## The request
Exact repetition is required: output every record in full.

Given data start

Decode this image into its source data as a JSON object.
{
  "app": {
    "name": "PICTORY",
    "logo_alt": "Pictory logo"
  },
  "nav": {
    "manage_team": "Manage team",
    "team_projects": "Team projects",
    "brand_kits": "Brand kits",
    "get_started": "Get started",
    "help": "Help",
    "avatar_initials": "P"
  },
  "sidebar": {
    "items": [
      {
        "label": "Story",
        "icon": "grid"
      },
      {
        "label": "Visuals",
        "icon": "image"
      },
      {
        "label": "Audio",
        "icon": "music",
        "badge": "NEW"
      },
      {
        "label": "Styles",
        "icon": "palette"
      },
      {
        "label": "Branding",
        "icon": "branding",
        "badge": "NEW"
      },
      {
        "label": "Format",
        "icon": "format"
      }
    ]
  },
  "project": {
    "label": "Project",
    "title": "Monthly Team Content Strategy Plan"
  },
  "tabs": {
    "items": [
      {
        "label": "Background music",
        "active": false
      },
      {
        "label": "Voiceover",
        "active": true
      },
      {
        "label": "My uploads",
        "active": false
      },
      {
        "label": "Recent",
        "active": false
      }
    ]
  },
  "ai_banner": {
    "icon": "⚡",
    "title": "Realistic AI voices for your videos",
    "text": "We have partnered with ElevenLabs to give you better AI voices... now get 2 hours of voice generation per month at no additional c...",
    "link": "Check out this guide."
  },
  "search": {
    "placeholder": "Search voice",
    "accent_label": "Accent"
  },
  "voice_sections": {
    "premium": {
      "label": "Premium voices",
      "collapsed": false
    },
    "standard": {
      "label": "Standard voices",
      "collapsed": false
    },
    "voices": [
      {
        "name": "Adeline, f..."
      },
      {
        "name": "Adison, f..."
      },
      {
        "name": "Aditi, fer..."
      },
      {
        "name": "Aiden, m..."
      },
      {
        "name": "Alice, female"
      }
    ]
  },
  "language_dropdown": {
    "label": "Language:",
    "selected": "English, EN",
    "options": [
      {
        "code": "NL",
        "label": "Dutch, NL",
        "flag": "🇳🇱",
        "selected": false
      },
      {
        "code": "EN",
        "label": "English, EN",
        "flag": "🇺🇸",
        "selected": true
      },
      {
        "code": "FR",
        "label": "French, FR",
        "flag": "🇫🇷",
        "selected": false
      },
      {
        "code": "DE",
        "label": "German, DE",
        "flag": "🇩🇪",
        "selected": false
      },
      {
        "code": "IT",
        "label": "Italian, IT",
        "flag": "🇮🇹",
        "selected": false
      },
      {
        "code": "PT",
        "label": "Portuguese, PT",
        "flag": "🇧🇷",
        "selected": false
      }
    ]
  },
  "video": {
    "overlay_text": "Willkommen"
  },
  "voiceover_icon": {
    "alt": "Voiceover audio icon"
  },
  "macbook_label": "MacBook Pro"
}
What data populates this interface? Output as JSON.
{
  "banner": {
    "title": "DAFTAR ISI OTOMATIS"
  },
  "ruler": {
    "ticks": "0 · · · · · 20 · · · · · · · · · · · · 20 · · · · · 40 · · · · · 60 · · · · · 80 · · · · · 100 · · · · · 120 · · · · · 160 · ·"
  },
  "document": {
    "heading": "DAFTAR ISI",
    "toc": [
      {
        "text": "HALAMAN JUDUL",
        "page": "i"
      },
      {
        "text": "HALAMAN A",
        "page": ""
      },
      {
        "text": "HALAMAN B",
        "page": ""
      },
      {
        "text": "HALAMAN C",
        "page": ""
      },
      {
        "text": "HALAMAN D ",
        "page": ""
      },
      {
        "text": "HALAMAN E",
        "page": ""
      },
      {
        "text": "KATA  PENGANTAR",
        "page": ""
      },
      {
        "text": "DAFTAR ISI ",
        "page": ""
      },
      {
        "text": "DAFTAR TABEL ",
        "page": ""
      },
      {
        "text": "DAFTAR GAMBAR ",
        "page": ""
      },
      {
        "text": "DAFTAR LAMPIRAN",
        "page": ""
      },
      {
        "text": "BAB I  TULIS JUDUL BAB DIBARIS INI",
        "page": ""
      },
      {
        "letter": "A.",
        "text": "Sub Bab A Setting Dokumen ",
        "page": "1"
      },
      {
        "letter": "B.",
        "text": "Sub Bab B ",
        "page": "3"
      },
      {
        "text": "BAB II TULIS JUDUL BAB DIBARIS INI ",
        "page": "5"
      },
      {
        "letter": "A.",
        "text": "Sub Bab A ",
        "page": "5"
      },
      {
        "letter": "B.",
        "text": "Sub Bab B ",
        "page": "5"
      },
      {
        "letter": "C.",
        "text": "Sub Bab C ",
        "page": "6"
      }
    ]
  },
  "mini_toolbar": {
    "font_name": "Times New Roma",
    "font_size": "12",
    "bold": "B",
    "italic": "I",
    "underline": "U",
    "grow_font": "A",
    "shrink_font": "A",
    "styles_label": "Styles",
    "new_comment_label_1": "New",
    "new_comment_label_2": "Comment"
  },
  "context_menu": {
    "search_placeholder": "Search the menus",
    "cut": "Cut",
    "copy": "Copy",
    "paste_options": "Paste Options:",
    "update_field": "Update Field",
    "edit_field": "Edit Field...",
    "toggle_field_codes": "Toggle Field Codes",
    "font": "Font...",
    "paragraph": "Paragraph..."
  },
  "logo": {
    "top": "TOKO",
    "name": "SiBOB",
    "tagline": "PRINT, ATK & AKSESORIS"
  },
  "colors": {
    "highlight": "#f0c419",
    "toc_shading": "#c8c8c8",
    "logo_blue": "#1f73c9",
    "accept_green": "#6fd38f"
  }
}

Given data end

## Task response
Decode this image into its source data as a JSON object.
{
  "app": {
    "name": "PICTORY",
    "logo_alt": "Pictory logo"
  },
  "nav": {
    "manage_team": "Manage team",
    "team_projects": "Team projects",
    "brand_kits": "Brand kits",
    "get_started": "Get started",
    "help": "Help",
    "avatar_initials": "P"
  },
  "sidebar": {
    "items": [
      {
        "label": "Story",
        "icon": "grid"
      },
      {
        "label": "Visuals",
        "icon": "image"
      },
      {
        "label": "Audio",
        "icon": "music",
        "badge": "NEW"
      },
      {
        "label": "Styles",
        "icon": "palette"
      },
      {
        "label": "Branding",
        "icon": "branding",
        "badge": "NEW"
      },
      {
        "label": "Format",
        "icon": "format"
      }
    ]
  },
  "project": {
    "label": "Project",
    "title": "Monthly Team Content Strategy Plan"
  },
  "tabs": {
    "items": [
      {
        "label": "Background music",
        "active": false
      },
      {
        "label": "Voiceover",
        "active": true
      },
      {
        "label": "My uploads",
        "active": false
      },
      {
        "label": "Recent",
        "active": false
      }
    ]
  },
  "ai_banner": {
    "icon": "⚡",
    "title": "Realistic AI voices for your videos",
    "text": "We have partnered with ElevenLabs to give you better AI voices... now get 2 hours of voice generation per month at no additional c...",
    "link": "Check out this guide."
  },
  "search": {
    "placeholder": "Search voice",
    "accent_label": "Accent"
  },
  "voice_sections": {
    "premium": {
      "label": "Premium voices",
      "collapsed": false
    },
    "standard": {
      "label": "Standard voices",
      "collapsed": false
    },
    "voices": [
      {
        "name": "Adeline, f..."
      },
      {
        "name": "Adison, f..."
      },
      {
        "name": "Aditi, fer..."
      },
      {
        "name": "Aiden, m..."
      },
      {
        "name": "Alice, female"
      }
    ]
  },
  "language_dropdown": {
    "label": "Language:",
    "selected": "English, EN",
    "options": [
      {
        "code": "NL",
        "label": "Dutch, NL",
        "flag": "🇳🇱",
        "selected": false
      },
      {
        "code": "EN",
        "label": "English, EN",
        "flag": "🇺🇸",
        "selected": true
      },
      {
        "code": "FR",
        "label": "French, FR",
        "flag": "🇫🇷",
        "selected": false
      },
      {
        "code": "DE",
        "label": "German, DE",
        "flag": "🇩🇪",
        "selected": false
      },
      {
        "code": "IT",
        "label": "Italian, IT",
        "flag": "🇮🇹",
        "selected": false
      },
      {
        "code": "PT",
        "label": "Portuguese, PT",
        "flag": "🇧🇷",
        "selected": false
      }
    ]
  },
  "video": {
    "overlay_text": "Willkommen"
  },
  "voiceover_icon": {
    "alt": "Voiceover audio icon"
  },
  "macbook_label": "MacBook Pro"
}
What data populates this interface? Output as JSON.
{
  "banner": {
    "title": "DAFTAR ISI OTOMATIS"
  },
  "ruler": {
    "ticks": "0 · · · · · 20 · · · · · · · · · · · · 20 · · · · · 40 · · · · · 60 · · · · · 80 · · · · · 100 · · · · · 120 · · · · · 160 · ·"
  },
  "document": {
    "heading": "DAFTAR ISI",
    "toc": [
      {
        "text": "HALAMAN JUDUL",
        "page": "i"
      },
      {
        "text": "HALAMAN A",
        "page": ""
      },
      {
        "text": "HALAMAN B",
        "page": ""
      },
      {
        "text": "HALAMAN C",
        "page": ""
      },
      {
        "text": "HALAMAN D ",
        "page": ""
      },
      {
        "text": "HALAMAN E",
        "page": ""
      },
      {
        "text": "KATA  PENGANTAR",
        "page": ""
      },
      {
        "text": "DAFTAR ISI ",
        "page": ""
      },
      {
        "text": "DAFTAR TABEL ",
        "page": ""
      },
      {
        "text": "DAFTAR GAMBAR ",
        "page": ""
      },
      {
        "text": "DAFTAR LAMPIRAN",
        "page": ""
      },
      {
        "text": "BAB I  TULIS JUDUL BAB DIBARIS INI",
        "page": ""
      },
      {
        "letter": "A.",
        "text": "Sub Bab A Setting Dokumen ",
        "page": "1"
      },
      {
        "letter": "B.",
        "text": "Sub Bab B ",
        "page": "3"
      },
      {
        "text": "BAB II TULIS JUDUL BAB DIBARIS INI ",
        "page": "5"
      },
      {
        "letter": "A.",
        "text": "Sub Bab A ",
        "page": "5"
      },
      {
        "letter": "B.",
        "text": "Sub Bab B ",
        "page": "5"
      },
      {
        "letter": "C.",
        "text": "Sub Bab C ",
        "page": "6"
      }
    ]
  },
  "mini_toolbar": {
    "font_name": "Times New Roma",
    "font_size": "12",
    "bold": "B",
    "italic": "I",
    "underline": "U",
    "grow_font": "A",
    "shrink_font": "A",
    "styles_label": "Styles",
    "new_comment_label_1": "New",
    "new_comment_label_2": "Comment"
  },
  "context_menu": {
    "search_placeholder": "Search the menus",
    "cut": "Cut",
    "copy": "Copy",
    "paste_options": "Paste Options:",
    "update_field": "Update Field",
    "edit_field": "Edit Field...",
    "toggle_field_codes": "Toggle Field Codes",
    "font": "Font...",
    "paragraph": "Paragraph..."
  },
  "logo": {
    "top": "TOKO",
    "name": "SiBOB",
    "tagline": "PRINT, ATK & AKSESORIS"
  },
  "colors": {
    "highlight": "#f0c419",
    "toc_shading": "#c8c8c8",
    "logo_blue": "#1f73c9",
    "accept_green": "#6fd38f"
  }
}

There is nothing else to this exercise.